> **Objective**:
Out of all the lines below, count those with the word "значения". Give the number only.
* Begin Supplied material *
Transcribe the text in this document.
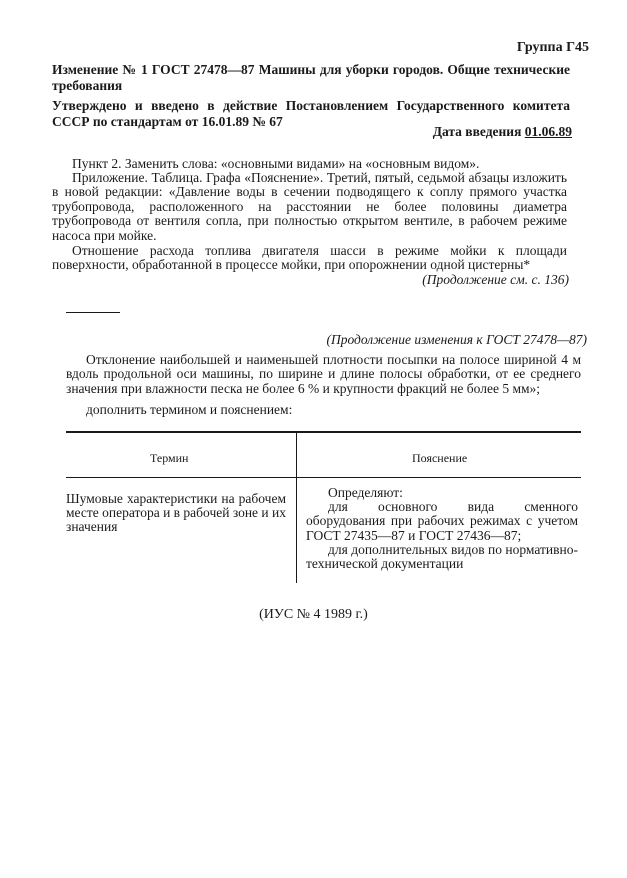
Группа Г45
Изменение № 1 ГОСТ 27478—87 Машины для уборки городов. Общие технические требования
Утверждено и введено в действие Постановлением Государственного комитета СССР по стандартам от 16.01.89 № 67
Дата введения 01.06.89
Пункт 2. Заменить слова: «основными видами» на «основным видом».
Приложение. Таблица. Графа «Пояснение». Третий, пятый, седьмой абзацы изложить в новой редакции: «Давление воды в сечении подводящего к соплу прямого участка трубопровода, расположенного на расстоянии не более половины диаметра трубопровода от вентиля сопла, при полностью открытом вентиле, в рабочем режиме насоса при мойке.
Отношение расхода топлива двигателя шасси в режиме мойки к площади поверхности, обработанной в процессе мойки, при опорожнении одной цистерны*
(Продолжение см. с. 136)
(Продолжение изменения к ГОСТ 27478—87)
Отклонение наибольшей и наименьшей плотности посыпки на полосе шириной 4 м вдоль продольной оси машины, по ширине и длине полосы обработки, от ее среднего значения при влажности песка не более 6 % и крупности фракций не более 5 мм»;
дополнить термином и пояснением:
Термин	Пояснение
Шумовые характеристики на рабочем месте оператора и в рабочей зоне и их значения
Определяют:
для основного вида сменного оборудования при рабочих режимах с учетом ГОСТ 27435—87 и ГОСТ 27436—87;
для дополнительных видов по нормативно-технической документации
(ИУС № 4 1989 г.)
* End Supplied material *
> **Output**:
2